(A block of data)
++++
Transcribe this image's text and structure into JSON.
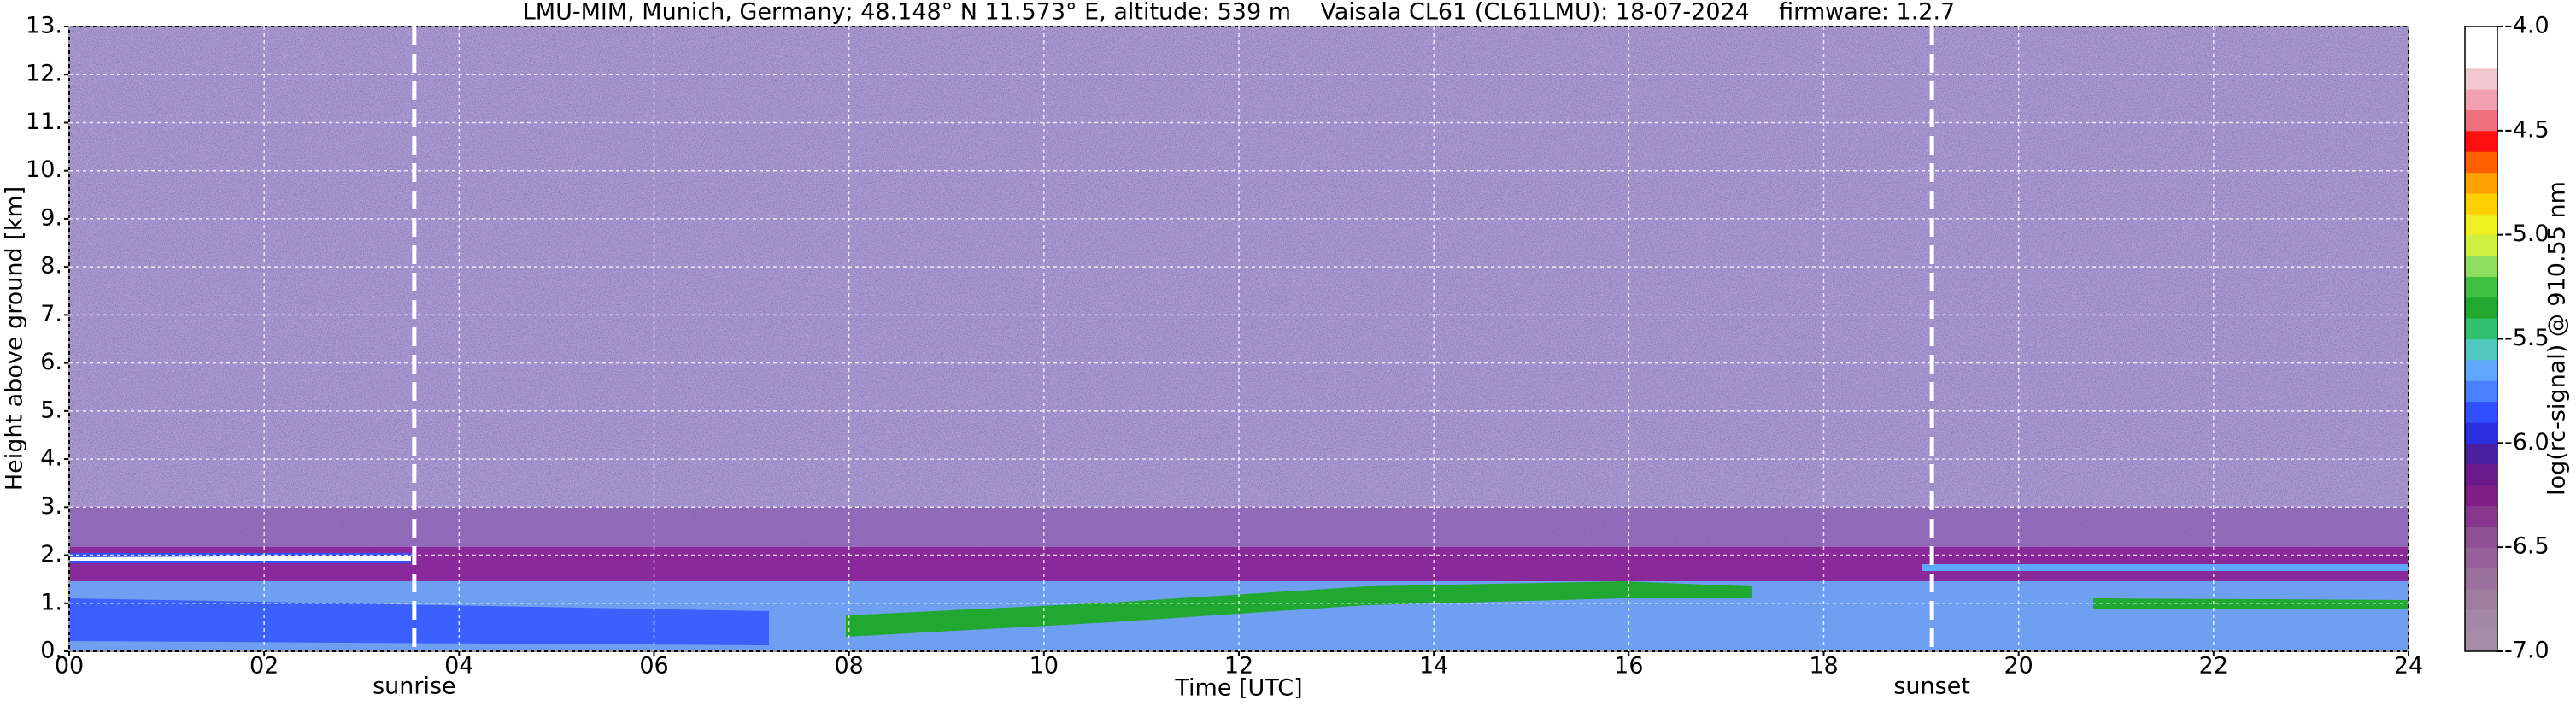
{
  "chart_data": {
    "type": "heatmap",
    "title": "LMU-MIM, Munich, Germany; 48.148° N 11.573° E, altitude: 539 m    Vaisala CL61 (CL61LMU): 18-07-2024    firmware: 1.2.7",
    "x_label": "Time [UTC]",
    "y_label": "Height above ground [km]",
    "xlim": [
      0,
      24
    ],
    "xticks": [
      {
        "value": 0,
        "label": "00"
      },
      {
        "value": 2,
        "label": "02"
      },
      {
        "value": 4,
        "label": "04"
      },
      {
        "value": 6,
        "label": "06"
      },
      {
        "value": 8,
        "label": "08"
      },
      10,
      12,
      14,
      16,
      18,
      20,
      22,
      24
    ],
    "ylim": [
      0,
      13
    ],
    "yticks": [
      {
        "value": 0,
        "label": "0."
      },
      {
        "value": 1,
        "label": "1."
      },
      {
        "value": 2,
        "label": "2."
      },
      {
        "value": 3,
        "label": "3."
      },
      {
        "value": 4,
        "label": "4."
      },
      {
        "value": 5,
        "label": "5."
      },
      {
        "value": 6,
        "label": "6."
      },
      {
        "value": 7,
        "label": "7."
      },
      {
        "value": 8,
        "label": "8."
      },
      {
        "value": 9,
        "label": "9."
      },
      {
        "value": 10,
        "label": "10."
      },
      {
        "value": 11,
        "label": "11."
      },
      {
        "value": 12,
        "label": "12."
      },
      {
        "value": 13,
        "label": "13."
      }
    ],
    "grid": true,
    "annotations": [
      {
        "x": 3.54,
        "label": "sunrise"
      },
      {
        "x": 19.11,
        "label": "sunset"
      }
    ],
    "colorbar_label": "log(rc-signal) @ 910.55 nm",
    "clim": [
      -7,
      -4
    ],
    "cticks": [
      {
        "value": -7,
        "label": "-7.0"
      },
      -6.5,
      {
        "value": -6,
        "label": "-6.0"
      },
      -5.5,
      {
        "value": -5,
        "label": "-5.0"
      },
      -4.5,
      {
        "value": -4,
        "label": "-4.0"
      }
    ],
    "colorbar_colors": [
      "#a98da8",
      "#a488a6",
      "#9f7da0",
      "#9a709c",
      "#955f98",
      "#8f4f93",
      "#89368e",
      "#7f1d86",
      "#6a1a8a",
      "#4a1fa0",
      "#2a30e0",
      "#3050ff",
      "#4a80ff",
      "#60a8ff",
      "#50c8c0",
      "#30c070",
      "#20a830",
      "#40c040",
      "#90e060",
      "#d0f040",
      "#f0f020",
      "#ffd000",
      "#ffa000",
      "#ff6000",
      "#ff1010",
      "#f07080",
      "#f0a0b0",
      "#f0c8d0",
      "#ffffff",
      "#ffffff"
    ]
  }
}
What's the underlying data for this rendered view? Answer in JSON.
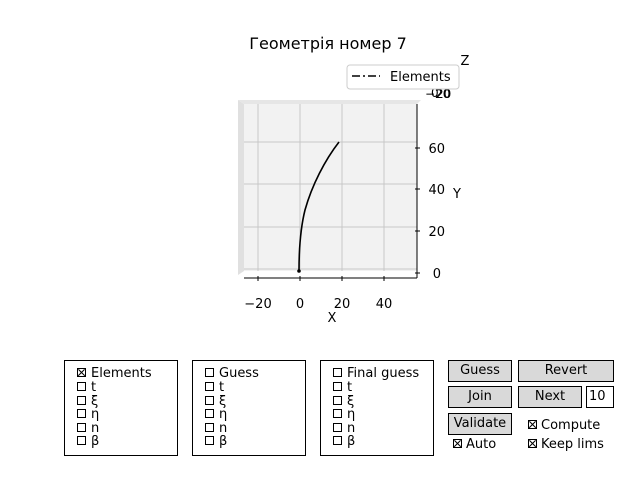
{
  "window": {
    "title": "Геометрія номер 7"
  },
  "plot": {
    "axis_x_label": "X",
    "axis_y_label": "Y",
    "axis_z_label": "Z",
    "x_ticks": [
      "−20",
      "0",
      "20",
      "40"
    ],
    "y_ticks": [
      "0",
      "20",
      "40",
      "60"
    ],
    "z_ticks_overlap": [
      "−20",
      "0",
      "20"
    ],
    "legend_label": "Elements",
    "line_color": "#000000"
  },
  "panels": [
    {
      "items": [
        {
          "label": "Elements",
          "checked": true
        },
        {
          "label": "t",
          "checked": false
        },
        {
          "label": "ξ",
          "checked": false
        },
        {
          "label": "η",
          "checked": false
        },
        {
          "label": "n",
          "checked": false
        },
        {
          "label": "β",
          "checked": false
        }
      ]
    },
    {
      "items": [
        {
          "label": "Guess",
          "checked": false
        },
        {
          "label": "t",
          "checked": false
        },
        {
          "label": "ξ",
          "checked": false
        },
        {
          "label": "η",
          "checked": false
        },
        {
          "label": "n",
          "checked": false
        },
        {
          "label": "β",
          "checked": false
        }
      ]
    },
    {
      "items": [
        {
          "label": "Final guess",
          "checked": false
        },
        {
          "label": "t",
          "checked": false
        },
        {
          "label": "ξ",
          "checked": false
        },
        {
          "label": "η",
          "checked": false
        },
        {
          "label": "n",
          "checked": false
        },
        {
          "label": "β",
          "checked": false
        }
      ]
    }
  ],
  "controls": {
    "guess_label": "Guess",
    "revert_label": "Revert",
    "join_label": "Join",
    "next_label": "Next",
    "next_count": "10",
    "validate_label": "Validate",
    "compute_label": "Compute",
    "compute_checked": true,
    "keep_lims_label": "Keep lims",
    "keep_lims_checked": true,
    "auto_label": "Auto",
    "auto_checked": true
  }
}
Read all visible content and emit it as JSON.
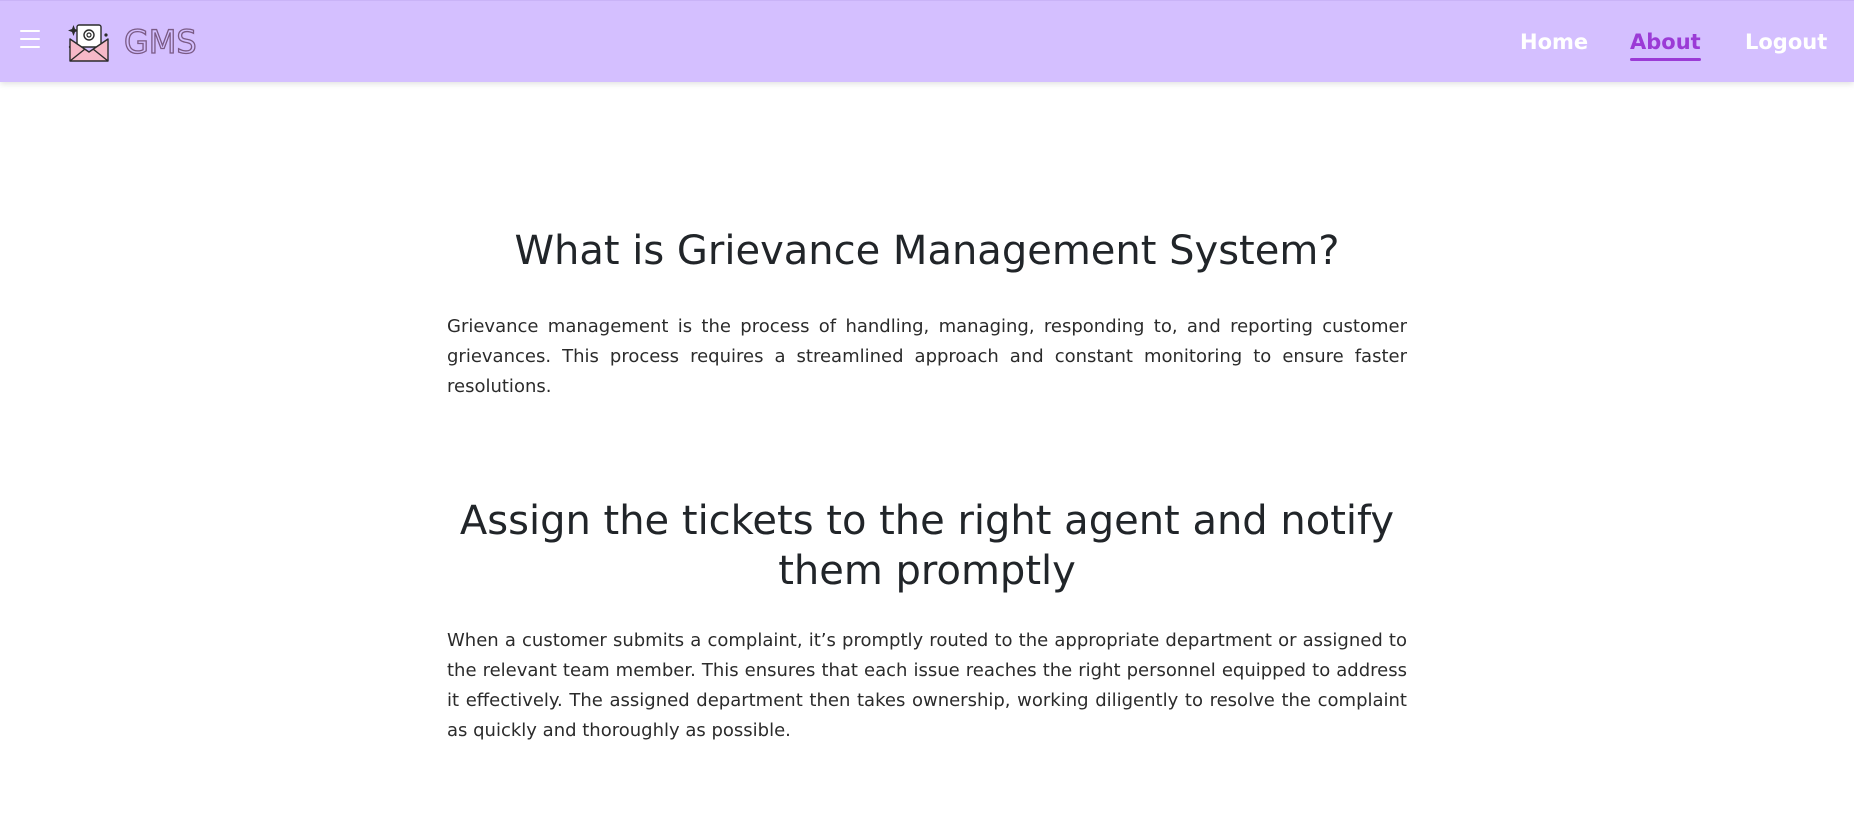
{
  "header": {
    "brand": "GMS",
    "icons": {
      "menu": "hamburger-menu-icon",
      "logo": "envelope-at-icon"
    },
    "nav": {
      "home": "Home",
      "about": "About",
      "logout": "Logout"
    },
    "active_nav": "About",
    "colors": {
      "navbar_bg": "#d4bfff",
      "active_link": "#9b3bd6",
      "link": "#ffffff"
    }
  },
  "main": {
    "sections": [
      {
        "title": "What is Grievance Management System?",
        "text": "Grievance management is the process of handling, managing, responding to, and reporting customer grievances. This process requires a streamlined approach and constant monitoring to ensure faster resolutions."
      },
      {
        "title": "Assign the tickets to the right agent and notify them promptly",
        "text": "When a customer submits a complaint, it’s promptly routed to the appropriate department or assigned to the relevant team member. This ensures that each issue reaches the right personnel equipped to address it effectively. The assigned department then takes ownership, working diligently to resolve the complaint as quickly and thoroughly as possible."
      }
    ]
  }
}
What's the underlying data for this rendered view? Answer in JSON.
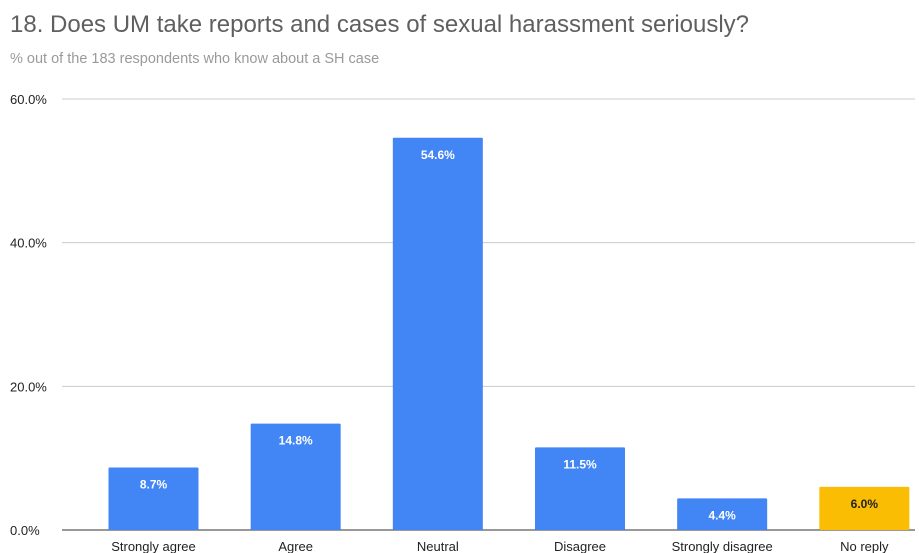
{
  "chart_data": {
    "type": "bar",
    "title": "18. Does UM take reports and cases of sexual harassment seriously?",
    "subtitle": "% out of the 183 respondents who know about a SH case",
    "categories": [
      "Strongly agree",
      "Agree",
      "Neutral",
      "Disagree",
      "Strongly disagree",
      "No reply"
    ],
    "values": [
      8.7,
      14.8,
      54.6,
      11.5,
      4.4,
      6.0
    ],
    "value_labels": [
      "8.7%",
      "14.8%",
      "54.6%",
      "11.5%",
      "4.4%",
      "6.0%"
    ],
    "bar_colors": [
      "#4285f4",
      "#4285f4",
      "#4285f4",
      "#4285f4",
      "#4285f4",
      "#fbbc04"
    ],
    "label_colors": [
      "#ffffff",
      "#ffffff",
      "#ffffff",
      "#ffffff",
      "#ffffff",
      "#222222"
    ],
    "ylim": [
      0,
      60
    ],
    "yticks": [
      0,
      20,
      40,
      60
    ],
    "ytick_labels": [
      "0.0%",
      "20.0%",
      "40.0%",
      "60.0%"
    ],
    "grid": true,
    "gridline_color": "#cccccc",
    "xlabel": "",
    "ylabel": "",
    "legend": "none"
  }
}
++++
Across the entries above, how many lines contain "Grievance"? Provide only the count.

Solution to the problem:
2